# TASK TO CARRY OUT:
Transcribe each line exactly.

>> Start DATASET ROWS

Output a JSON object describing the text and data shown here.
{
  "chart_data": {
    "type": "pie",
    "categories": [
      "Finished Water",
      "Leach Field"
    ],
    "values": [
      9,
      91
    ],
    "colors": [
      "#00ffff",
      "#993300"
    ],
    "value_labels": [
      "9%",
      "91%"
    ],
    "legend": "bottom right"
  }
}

>> End DATASET ROWS

# EXERCISE OUTPUT:
Output a JSON object describing the text and data shown here.
{
  "chart_data": {
    "type": "pie",
    "categories": [
      "Finished Water",
      "Leach Field"
    ],
    "values": [
      9,
      91
    ],
    "colors": [
      "#00ffff",
      "#993300"
    ],
    "value_labels": [
      "9%",
      "91%"
    ],
    "legend": "bottom right"
  }
}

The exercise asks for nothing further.